- [TASK INSTRUCTIONS]
Copy out each line containing "also" from the entries below.
═════ STORED ROWS
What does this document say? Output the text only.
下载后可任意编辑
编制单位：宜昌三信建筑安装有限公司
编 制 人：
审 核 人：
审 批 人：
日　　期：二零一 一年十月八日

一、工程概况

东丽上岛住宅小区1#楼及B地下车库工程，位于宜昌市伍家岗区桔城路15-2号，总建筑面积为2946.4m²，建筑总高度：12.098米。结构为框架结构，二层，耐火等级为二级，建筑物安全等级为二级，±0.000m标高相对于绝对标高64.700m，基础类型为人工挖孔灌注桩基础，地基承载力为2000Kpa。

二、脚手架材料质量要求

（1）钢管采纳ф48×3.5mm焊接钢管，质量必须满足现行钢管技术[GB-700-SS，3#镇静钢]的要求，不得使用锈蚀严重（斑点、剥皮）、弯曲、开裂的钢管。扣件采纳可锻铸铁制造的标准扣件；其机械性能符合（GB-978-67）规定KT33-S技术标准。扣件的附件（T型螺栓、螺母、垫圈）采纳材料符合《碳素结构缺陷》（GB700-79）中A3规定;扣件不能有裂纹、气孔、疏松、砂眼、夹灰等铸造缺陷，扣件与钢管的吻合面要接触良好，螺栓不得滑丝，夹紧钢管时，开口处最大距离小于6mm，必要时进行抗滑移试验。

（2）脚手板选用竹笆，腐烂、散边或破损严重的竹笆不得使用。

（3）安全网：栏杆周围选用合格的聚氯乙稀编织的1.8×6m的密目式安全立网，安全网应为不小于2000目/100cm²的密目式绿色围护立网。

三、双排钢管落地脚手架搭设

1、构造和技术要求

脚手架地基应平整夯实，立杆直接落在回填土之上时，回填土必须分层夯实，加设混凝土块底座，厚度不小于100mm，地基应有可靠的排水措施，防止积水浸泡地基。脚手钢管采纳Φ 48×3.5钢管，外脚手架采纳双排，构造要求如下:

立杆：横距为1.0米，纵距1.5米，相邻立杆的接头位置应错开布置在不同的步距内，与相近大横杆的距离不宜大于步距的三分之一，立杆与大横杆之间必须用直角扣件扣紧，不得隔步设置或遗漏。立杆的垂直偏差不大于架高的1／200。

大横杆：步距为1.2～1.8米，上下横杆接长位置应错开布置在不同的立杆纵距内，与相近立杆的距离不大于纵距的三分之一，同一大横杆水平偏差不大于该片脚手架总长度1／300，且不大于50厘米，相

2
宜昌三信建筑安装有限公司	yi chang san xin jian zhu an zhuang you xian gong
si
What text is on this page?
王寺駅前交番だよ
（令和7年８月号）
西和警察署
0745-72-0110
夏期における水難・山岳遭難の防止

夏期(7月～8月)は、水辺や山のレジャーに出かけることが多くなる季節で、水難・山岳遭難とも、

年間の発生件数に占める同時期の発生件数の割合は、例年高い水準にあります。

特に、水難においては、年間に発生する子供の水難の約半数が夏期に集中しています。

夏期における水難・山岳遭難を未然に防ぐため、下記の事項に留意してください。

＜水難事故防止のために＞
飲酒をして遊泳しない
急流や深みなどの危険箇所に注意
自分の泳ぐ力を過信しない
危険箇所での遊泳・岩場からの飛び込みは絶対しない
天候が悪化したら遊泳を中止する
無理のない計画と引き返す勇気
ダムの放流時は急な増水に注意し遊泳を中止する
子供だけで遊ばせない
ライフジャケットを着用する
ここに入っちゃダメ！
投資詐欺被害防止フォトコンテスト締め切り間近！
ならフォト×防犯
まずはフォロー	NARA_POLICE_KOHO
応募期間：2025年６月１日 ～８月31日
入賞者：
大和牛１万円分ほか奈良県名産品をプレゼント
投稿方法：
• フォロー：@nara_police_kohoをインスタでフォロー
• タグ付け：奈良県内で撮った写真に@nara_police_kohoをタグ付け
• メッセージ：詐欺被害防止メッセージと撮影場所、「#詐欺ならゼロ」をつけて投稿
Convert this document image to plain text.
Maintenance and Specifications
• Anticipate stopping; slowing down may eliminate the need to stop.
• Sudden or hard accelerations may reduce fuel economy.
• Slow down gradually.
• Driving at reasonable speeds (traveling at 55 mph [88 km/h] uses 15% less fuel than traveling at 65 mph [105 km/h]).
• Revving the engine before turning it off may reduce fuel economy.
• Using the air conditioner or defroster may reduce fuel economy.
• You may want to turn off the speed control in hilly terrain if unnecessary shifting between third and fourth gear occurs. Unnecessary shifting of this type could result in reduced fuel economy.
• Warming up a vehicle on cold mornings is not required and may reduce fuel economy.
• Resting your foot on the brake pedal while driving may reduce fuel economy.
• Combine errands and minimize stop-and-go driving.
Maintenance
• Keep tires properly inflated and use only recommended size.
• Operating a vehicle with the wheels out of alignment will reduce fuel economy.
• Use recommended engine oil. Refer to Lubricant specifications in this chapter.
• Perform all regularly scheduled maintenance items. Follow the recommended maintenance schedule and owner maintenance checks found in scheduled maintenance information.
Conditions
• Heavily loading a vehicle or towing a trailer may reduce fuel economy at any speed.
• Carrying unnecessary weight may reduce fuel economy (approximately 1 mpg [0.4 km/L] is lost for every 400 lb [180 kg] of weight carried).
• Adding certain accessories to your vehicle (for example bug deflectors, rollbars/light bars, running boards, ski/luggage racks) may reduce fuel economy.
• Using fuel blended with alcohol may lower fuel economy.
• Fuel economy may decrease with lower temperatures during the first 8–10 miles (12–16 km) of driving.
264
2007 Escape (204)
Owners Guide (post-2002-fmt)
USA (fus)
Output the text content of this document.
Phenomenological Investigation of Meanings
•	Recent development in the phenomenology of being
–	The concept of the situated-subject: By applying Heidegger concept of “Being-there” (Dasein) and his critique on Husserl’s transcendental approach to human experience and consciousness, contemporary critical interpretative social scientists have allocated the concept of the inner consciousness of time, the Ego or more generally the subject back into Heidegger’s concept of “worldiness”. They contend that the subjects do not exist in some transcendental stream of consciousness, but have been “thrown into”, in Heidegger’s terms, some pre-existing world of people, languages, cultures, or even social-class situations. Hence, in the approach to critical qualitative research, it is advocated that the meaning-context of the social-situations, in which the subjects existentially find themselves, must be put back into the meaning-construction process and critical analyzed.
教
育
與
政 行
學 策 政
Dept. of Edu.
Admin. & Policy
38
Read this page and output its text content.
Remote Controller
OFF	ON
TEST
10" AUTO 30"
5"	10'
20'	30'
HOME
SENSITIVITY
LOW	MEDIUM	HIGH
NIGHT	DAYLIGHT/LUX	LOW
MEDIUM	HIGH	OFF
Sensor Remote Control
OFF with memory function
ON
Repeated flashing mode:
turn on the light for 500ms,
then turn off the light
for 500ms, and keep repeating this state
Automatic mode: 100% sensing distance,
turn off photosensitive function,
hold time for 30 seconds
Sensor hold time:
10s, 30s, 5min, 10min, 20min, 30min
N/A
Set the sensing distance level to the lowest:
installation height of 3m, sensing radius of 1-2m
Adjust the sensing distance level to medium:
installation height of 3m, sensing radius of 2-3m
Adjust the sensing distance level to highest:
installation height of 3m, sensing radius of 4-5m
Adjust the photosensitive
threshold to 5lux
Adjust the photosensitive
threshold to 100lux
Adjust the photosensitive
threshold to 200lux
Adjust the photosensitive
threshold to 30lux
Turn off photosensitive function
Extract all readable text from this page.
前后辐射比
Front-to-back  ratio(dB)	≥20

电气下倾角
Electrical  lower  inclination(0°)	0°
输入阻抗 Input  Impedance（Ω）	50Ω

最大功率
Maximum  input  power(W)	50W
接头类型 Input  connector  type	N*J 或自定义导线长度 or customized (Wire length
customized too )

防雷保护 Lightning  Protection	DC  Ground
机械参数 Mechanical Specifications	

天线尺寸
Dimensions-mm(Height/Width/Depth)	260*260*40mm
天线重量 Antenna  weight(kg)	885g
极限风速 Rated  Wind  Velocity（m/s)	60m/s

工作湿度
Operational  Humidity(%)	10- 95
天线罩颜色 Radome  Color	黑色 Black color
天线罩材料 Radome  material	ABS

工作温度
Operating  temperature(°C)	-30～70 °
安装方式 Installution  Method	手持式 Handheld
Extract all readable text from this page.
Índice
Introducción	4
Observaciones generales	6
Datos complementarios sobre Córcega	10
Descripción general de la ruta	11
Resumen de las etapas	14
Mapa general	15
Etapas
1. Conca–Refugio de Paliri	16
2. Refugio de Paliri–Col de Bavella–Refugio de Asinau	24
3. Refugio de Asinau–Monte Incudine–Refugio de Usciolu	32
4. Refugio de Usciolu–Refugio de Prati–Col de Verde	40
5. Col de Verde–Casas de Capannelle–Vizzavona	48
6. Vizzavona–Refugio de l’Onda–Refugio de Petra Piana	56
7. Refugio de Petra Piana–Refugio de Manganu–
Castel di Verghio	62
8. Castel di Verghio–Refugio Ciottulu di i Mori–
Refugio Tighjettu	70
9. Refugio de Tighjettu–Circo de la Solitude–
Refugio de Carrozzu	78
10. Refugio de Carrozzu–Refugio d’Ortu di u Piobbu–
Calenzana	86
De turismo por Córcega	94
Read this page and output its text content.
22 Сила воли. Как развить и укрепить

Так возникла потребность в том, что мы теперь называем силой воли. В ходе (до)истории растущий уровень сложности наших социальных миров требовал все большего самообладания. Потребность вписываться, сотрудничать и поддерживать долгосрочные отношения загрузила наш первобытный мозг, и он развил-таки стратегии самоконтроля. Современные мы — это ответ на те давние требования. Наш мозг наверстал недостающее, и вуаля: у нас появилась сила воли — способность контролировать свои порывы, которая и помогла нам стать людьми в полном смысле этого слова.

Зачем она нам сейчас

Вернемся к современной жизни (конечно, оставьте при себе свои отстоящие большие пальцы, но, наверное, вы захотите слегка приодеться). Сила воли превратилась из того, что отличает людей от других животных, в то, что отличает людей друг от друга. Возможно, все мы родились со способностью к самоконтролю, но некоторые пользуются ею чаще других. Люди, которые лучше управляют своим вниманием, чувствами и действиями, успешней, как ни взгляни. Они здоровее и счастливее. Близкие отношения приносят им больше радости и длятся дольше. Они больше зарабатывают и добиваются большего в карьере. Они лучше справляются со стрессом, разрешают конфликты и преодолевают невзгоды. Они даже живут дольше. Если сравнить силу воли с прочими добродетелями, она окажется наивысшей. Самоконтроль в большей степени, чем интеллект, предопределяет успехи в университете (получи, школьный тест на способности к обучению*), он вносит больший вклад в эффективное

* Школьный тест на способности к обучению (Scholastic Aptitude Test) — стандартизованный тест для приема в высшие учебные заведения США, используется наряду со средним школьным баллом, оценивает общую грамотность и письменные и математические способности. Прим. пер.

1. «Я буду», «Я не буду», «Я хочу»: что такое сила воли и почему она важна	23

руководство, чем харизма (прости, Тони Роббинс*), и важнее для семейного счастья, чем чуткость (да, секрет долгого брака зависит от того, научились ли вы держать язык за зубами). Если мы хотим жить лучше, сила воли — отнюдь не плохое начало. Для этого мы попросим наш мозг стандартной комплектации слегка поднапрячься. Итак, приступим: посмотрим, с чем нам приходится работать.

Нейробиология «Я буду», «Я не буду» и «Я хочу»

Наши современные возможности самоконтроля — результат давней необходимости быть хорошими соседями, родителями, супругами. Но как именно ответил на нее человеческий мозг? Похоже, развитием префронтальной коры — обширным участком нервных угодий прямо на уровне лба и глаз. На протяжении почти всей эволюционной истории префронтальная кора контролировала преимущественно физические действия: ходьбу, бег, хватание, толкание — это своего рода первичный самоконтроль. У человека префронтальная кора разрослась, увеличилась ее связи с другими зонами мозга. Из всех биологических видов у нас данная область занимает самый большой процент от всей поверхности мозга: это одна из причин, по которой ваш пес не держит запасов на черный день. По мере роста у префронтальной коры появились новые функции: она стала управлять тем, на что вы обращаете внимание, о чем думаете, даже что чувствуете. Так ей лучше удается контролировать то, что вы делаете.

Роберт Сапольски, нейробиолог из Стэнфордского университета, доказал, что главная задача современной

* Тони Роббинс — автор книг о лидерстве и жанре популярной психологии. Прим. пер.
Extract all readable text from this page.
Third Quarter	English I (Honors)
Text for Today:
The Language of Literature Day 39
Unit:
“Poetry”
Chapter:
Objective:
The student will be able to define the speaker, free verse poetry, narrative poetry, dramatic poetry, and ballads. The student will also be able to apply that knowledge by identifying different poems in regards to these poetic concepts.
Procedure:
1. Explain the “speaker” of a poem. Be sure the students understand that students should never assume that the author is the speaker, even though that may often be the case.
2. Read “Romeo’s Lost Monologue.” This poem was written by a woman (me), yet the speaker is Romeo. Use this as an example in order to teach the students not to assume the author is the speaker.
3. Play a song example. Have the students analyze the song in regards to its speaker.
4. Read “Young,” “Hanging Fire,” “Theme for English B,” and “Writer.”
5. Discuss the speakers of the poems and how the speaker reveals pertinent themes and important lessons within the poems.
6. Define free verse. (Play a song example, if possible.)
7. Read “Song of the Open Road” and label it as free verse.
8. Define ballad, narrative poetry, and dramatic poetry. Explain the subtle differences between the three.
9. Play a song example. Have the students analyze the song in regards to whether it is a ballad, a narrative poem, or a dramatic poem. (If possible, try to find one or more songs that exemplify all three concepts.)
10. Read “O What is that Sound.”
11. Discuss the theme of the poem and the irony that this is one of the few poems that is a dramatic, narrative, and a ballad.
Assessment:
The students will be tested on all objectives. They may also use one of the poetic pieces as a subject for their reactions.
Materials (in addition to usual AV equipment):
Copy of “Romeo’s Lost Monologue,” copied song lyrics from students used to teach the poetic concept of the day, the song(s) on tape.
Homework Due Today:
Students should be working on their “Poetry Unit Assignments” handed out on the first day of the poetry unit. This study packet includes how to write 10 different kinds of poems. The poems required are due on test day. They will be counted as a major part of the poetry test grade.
══════════
- [SOLUTION]
The student will be able to define the speaker, free verse poetry, narrative poetry, dramatic poetry, and ballads. The student will also be able to apply that knowledge by identifying different poems in regards to these poetic concepts.
The students will be tested on all objectives. They may also use one of the poetic pieces as a subject for their reactions.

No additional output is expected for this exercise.